Go through the records and extract every line with the word "Quieres".

DATASET RECORDS:

---------------

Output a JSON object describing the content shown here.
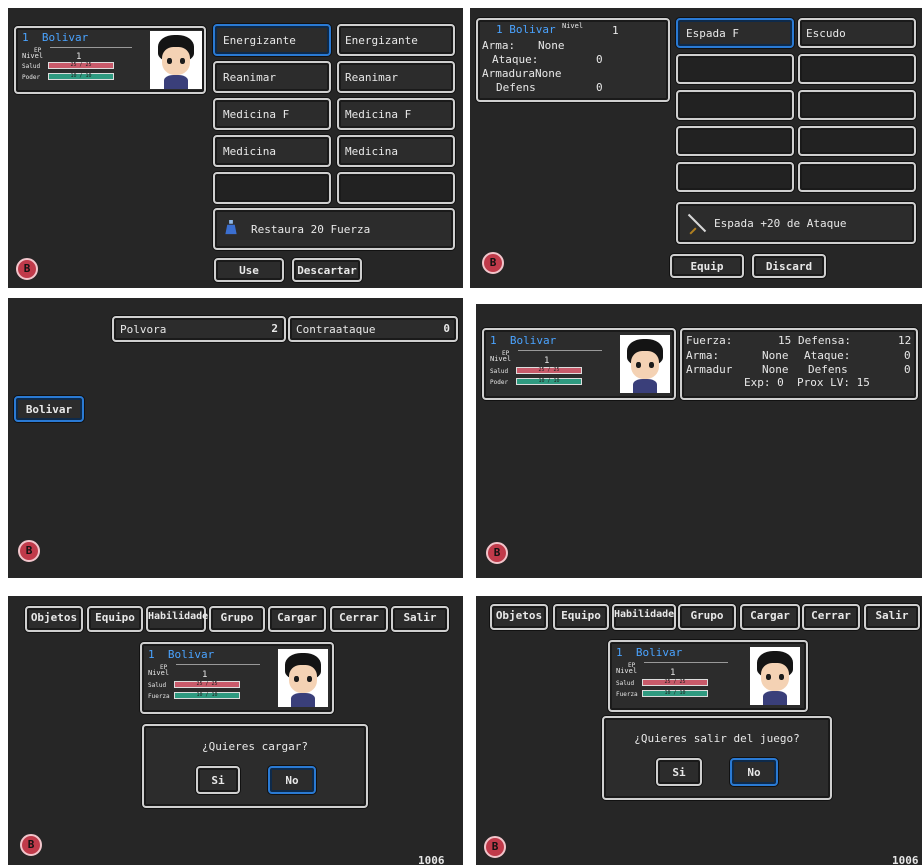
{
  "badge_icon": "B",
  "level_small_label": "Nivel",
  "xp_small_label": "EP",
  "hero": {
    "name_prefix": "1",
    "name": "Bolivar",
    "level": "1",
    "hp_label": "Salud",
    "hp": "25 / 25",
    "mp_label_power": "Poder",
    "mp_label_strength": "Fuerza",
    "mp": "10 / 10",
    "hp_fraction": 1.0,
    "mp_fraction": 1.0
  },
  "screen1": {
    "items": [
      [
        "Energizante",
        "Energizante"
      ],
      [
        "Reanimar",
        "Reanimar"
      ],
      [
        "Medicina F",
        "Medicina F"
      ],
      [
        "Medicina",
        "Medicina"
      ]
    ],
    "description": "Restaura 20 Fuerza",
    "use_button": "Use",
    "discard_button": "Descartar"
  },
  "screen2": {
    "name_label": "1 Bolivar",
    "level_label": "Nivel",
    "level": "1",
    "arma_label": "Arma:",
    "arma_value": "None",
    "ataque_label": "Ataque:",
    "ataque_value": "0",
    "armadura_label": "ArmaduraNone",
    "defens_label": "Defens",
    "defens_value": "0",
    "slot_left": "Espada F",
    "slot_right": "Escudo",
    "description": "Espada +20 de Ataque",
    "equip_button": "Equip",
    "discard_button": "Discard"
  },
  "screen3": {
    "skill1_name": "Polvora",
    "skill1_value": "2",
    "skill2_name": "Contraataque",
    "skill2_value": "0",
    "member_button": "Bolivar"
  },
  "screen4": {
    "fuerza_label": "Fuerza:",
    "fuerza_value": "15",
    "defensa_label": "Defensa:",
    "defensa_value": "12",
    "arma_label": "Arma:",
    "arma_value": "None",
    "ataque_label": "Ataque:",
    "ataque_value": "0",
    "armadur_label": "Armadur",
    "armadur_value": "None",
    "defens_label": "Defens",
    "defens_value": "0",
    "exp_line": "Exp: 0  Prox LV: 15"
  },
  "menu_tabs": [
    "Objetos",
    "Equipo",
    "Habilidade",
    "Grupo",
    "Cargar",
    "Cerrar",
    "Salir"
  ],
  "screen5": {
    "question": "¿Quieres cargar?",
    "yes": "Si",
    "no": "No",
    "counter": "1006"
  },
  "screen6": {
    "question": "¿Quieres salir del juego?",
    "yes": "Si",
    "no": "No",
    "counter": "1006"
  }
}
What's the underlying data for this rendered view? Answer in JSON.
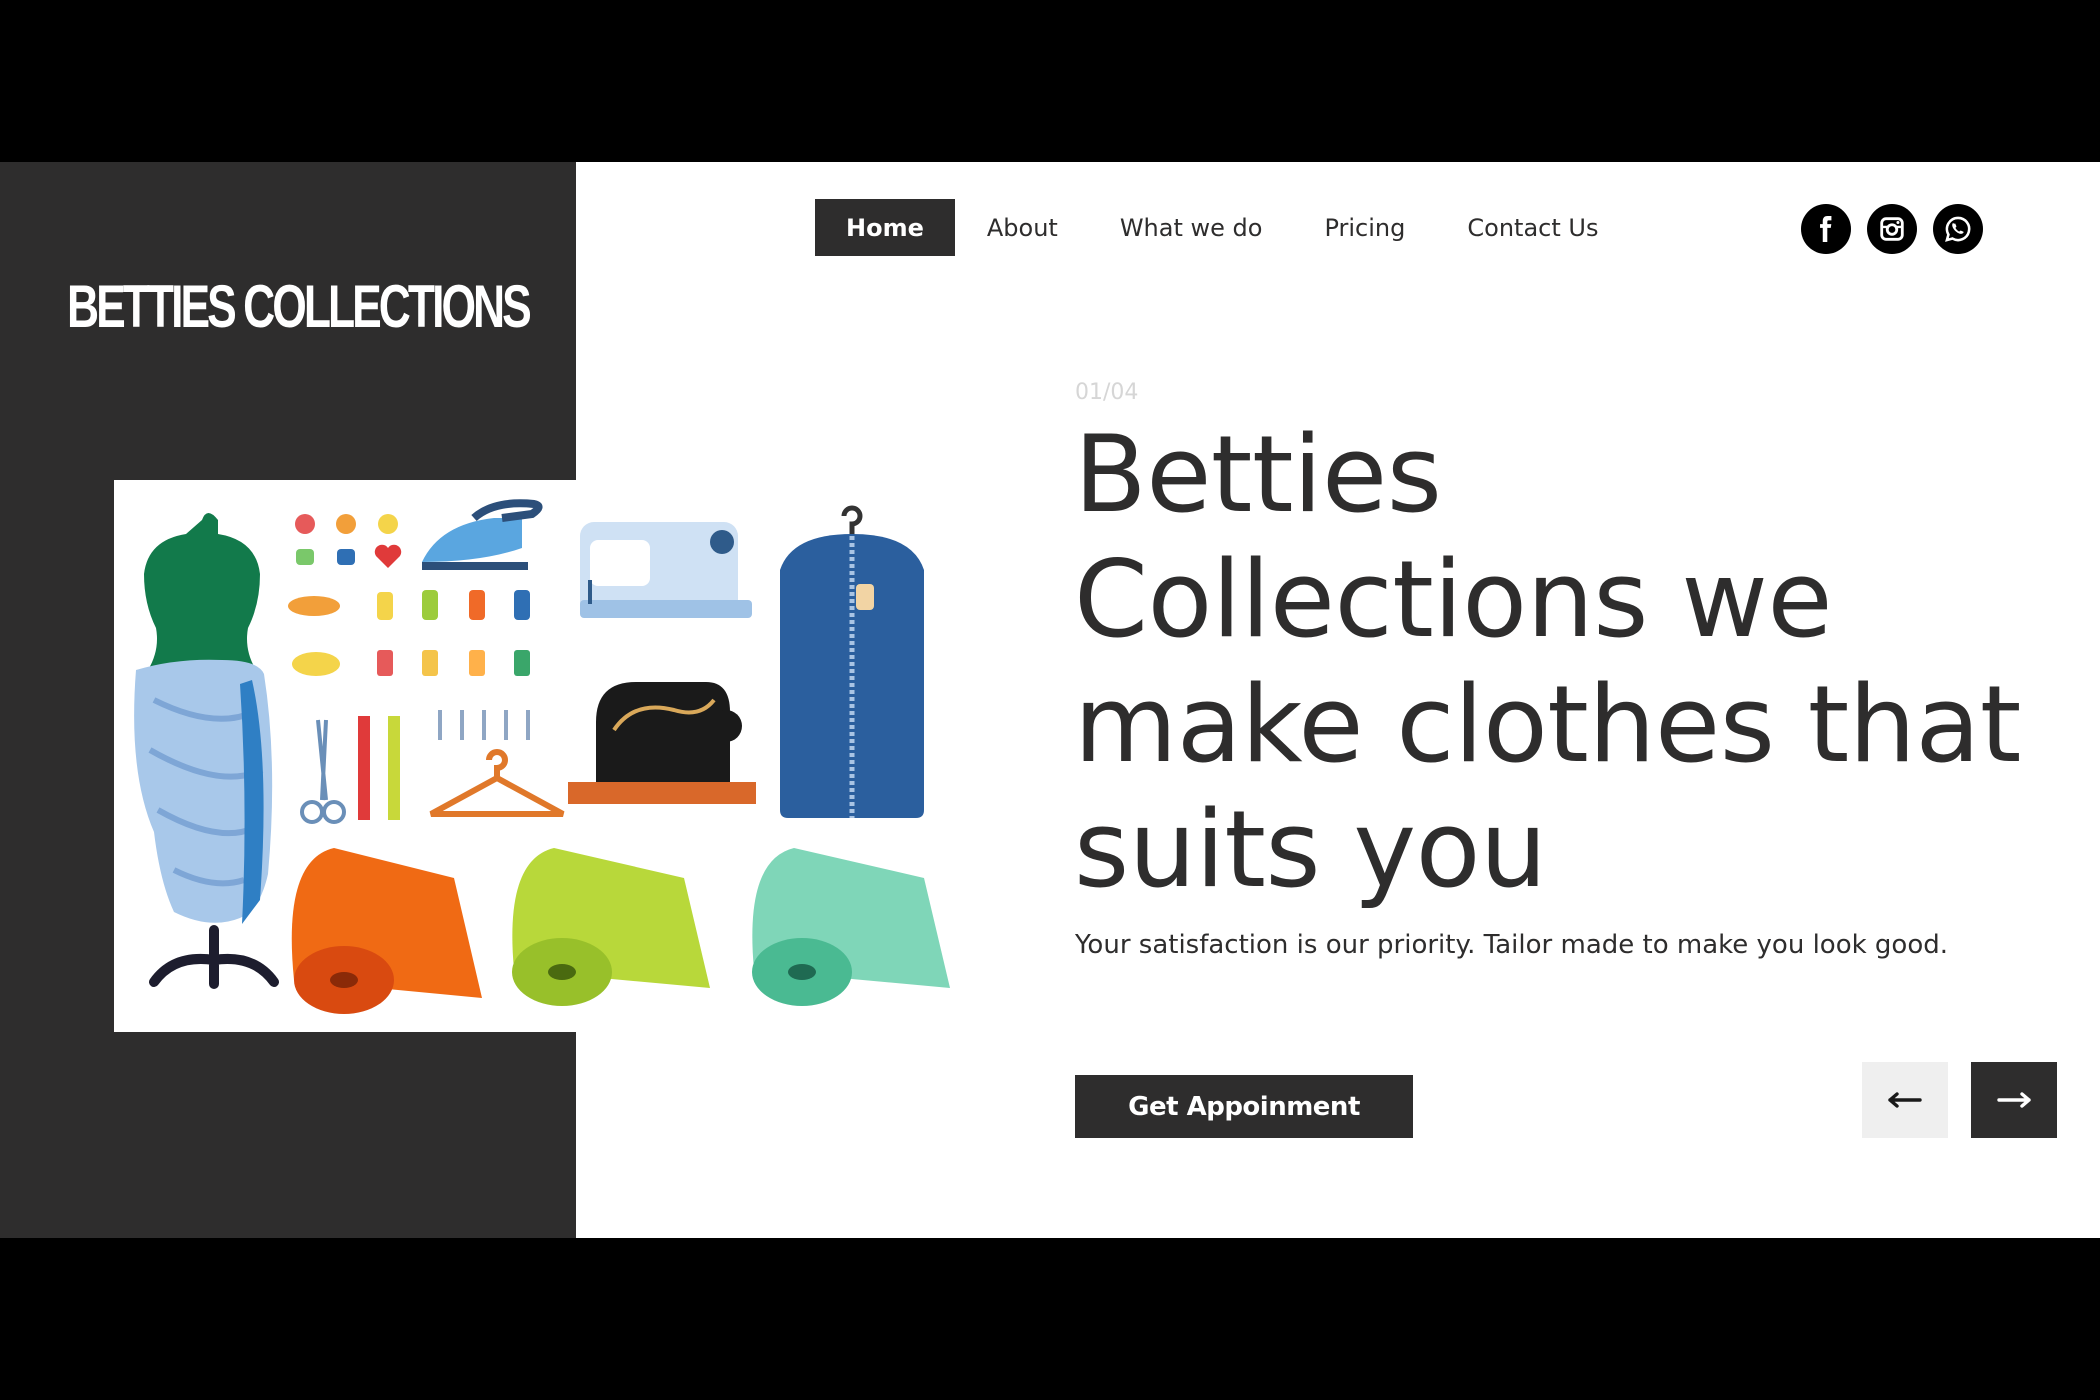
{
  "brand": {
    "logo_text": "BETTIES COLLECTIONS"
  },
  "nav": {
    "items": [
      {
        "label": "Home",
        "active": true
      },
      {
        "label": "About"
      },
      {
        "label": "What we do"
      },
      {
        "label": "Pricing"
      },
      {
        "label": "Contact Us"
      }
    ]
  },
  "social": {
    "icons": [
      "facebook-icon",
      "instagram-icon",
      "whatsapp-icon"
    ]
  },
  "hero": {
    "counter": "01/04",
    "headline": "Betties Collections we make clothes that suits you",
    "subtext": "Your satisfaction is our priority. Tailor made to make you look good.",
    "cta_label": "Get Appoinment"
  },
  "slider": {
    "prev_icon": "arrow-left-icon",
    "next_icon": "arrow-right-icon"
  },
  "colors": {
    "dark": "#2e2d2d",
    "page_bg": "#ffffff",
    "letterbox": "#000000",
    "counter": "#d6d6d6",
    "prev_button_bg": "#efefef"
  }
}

---------------

TASK RESULT:
    "question": "¿Quieres cargar?",
    "question": "¿Quieres salir del juego?",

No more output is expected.